━━ MATERIAL FOR THE TASK
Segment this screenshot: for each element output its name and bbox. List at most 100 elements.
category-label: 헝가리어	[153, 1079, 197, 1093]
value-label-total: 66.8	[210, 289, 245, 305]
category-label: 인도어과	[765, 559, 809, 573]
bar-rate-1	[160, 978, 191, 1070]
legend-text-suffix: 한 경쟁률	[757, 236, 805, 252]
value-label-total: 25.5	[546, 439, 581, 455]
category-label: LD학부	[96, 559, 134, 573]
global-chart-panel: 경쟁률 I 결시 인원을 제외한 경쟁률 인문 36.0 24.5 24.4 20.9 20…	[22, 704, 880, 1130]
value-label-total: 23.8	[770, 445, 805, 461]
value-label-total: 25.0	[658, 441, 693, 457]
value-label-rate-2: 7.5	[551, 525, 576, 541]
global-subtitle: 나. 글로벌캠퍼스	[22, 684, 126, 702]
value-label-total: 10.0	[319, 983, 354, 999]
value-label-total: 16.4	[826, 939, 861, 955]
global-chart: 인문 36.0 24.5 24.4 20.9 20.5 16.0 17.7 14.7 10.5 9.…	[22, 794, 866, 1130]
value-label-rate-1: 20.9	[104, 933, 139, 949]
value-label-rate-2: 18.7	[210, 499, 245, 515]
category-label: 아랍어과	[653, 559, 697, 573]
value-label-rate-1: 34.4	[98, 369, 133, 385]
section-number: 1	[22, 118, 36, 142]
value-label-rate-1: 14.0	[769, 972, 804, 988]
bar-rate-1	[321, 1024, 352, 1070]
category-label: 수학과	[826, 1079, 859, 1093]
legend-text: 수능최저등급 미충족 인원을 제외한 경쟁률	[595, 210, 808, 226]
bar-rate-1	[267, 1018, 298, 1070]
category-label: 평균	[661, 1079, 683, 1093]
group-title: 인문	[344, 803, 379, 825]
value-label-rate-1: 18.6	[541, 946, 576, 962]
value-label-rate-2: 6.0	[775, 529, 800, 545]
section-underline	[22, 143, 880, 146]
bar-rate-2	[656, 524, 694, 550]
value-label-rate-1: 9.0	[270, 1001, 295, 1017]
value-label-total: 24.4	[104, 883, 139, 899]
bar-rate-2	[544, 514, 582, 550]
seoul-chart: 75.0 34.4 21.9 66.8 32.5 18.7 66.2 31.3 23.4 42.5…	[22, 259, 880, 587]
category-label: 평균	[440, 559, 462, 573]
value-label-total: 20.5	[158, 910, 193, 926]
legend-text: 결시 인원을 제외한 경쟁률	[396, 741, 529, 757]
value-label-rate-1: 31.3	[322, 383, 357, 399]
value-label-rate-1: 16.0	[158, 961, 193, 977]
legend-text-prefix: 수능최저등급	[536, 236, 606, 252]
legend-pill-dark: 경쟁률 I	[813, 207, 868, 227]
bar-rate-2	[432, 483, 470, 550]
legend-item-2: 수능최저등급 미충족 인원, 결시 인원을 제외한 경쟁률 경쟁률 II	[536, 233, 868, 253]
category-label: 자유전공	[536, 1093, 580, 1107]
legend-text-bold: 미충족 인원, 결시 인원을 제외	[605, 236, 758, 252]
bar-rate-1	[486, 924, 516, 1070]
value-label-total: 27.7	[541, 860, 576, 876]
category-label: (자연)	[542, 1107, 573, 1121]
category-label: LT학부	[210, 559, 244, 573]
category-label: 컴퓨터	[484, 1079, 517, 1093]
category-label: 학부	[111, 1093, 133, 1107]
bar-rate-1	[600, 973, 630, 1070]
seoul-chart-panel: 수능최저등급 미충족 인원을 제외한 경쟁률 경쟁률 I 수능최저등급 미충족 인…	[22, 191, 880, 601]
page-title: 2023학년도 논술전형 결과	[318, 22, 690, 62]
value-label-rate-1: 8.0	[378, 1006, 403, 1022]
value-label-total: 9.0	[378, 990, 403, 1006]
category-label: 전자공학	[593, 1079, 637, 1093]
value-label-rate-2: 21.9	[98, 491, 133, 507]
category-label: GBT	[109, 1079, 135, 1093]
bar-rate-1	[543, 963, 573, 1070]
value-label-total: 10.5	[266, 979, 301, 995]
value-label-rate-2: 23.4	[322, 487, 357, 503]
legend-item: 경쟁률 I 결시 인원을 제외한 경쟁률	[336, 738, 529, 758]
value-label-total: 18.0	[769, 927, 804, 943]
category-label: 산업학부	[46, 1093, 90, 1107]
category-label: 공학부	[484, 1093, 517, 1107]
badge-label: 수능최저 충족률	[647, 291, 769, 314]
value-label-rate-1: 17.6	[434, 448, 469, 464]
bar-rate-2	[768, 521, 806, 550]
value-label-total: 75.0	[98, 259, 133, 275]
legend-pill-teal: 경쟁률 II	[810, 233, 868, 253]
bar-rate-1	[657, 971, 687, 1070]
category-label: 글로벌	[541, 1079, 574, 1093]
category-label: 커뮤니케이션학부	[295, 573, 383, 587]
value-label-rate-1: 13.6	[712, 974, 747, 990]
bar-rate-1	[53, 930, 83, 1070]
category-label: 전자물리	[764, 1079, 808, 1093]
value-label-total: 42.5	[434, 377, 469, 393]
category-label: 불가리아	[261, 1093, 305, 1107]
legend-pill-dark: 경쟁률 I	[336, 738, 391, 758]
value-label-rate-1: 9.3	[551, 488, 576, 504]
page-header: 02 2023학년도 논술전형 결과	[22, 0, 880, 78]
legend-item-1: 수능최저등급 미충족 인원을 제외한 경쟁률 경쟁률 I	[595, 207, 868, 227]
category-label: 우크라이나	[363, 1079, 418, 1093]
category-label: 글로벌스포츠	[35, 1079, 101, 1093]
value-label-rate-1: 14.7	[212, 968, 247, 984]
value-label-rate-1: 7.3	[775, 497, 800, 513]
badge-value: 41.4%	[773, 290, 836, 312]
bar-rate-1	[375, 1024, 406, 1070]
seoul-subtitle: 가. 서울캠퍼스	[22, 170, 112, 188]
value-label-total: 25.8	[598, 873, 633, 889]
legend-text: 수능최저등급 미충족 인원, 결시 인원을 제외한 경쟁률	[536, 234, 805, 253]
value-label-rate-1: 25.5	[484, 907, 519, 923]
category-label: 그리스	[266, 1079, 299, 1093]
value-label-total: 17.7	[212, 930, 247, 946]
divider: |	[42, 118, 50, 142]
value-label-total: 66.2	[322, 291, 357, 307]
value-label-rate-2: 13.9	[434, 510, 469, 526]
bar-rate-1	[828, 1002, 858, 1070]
━━━━
_REQUIRED TASK_
Return every line above that contains the string "seoul". Case counts.

_WRITTEN RESPONSE_
seoul-chart: 75.0 34.4 21.9 66.8 32.5 18.7 66.2 31.3 23.4 42.5…	[22, 259, 880, 587]
seoul-chart-panel: 수능최저등급 미충족 인원을 제외한 경쟁률 경쟁률 I 수능최저등급 미충족 인…	[22, 191, 880, 601]
seoul-subtitle: 가. 서울캠퍼스	[22, 170, 112, 188]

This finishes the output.